**What is being asked**
Return only this: the line with "Output the text content of this document." and all the lines that follow it below, through the final one, exactly as they are.

# Excerpted records start

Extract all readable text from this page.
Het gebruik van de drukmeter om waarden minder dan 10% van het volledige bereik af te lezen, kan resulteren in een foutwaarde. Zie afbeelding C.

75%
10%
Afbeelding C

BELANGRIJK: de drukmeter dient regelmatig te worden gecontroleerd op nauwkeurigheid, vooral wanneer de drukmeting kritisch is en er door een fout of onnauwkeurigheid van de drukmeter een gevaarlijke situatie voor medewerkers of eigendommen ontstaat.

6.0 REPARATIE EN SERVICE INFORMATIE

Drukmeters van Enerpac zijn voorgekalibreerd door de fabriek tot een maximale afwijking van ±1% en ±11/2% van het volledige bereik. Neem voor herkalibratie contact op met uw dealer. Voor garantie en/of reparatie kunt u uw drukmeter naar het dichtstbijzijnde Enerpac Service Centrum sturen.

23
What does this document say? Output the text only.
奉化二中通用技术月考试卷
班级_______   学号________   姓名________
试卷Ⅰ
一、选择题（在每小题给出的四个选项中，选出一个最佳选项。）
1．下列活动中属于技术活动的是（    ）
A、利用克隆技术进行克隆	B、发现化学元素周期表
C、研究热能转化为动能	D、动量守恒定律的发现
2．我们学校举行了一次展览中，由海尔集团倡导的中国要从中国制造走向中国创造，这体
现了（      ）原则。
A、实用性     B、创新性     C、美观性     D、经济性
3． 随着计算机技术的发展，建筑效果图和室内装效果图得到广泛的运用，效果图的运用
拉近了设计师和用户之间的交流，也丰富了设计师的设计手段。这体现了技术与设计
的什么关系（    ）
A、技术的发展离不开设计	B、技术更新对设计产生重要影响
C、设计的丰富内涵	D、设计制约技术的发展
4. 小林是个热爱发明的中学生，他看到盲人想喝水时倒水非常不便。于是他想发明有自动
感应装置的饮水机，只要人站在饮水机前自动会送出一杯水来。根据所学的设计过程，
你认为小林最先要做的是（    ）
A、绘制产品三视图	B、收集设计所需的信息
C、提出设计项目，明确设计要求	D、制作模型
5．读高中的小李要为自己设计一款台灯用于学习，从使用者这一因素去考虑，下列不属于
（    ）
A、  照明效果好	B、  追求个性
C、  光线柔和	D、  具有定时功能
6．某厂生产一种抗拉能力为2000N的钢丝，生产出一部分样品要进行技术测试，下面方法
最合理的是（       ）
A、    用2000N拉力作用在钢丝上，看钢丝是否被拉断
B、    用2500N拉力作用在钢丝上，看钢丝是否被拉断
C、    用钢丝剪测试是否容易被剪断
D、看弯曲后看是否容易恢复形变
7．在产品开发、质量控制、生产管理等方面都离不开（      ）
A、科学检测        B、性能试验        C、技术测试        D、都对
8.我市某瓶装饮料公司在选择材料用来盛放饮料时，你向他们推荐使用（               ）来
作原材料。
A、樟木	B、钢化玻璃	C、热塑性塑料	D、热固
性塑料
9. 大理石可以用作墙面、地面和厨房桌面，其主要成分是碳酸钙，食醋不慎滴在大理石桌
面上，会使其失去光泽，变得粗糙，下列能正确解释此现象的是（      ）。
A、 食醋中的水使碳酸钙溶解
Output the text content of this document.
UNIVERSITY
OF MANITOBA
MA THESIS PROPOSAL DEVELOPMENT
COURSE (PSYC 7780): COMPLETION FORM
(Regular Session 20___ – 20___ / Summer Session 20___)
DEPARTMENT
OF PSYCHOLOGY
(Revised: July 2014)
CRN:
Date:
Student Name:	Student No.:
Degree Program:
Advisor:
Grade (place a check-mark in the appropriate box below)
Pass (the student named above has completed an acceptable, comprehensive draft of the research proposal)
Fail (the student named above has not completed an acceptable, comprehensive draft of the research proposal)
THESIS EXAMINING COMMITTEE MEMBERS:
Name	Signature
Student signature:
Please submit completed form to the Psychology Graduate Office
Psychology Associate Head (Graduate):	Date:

# Excerpted records end

**Response**
Output the text content of this document.
UNIVERSITY
OF MANITOBA
MA THESIS PROPOSAL DEVELOPMENT
COURSE (PSYC 7780): COMPLETION FORM
(Regular Session 20___ – 20___ / Summer Session 20___)
DEPARTMENT
OF PSYCHOLOGY
(Revised: July 2014)
CRN:
Date:
Student Name:	Student No.:
Degree Program:
Advisor:
Grade (place a check-mark in the appropriate box below)
Pass (the student named above has completed an acceptable, comprehensive draft of the research proposal)
Fail (the student named above has not completed an acceptable, comprehensive draft of the research proposal)
THESIS EXAMINING COMMITTEE MEMBERS:
Name	Signature
Student signature:
Please submit completed form to the Psychology Graduate Office
Psychology Associate Head (Graduate):	Date:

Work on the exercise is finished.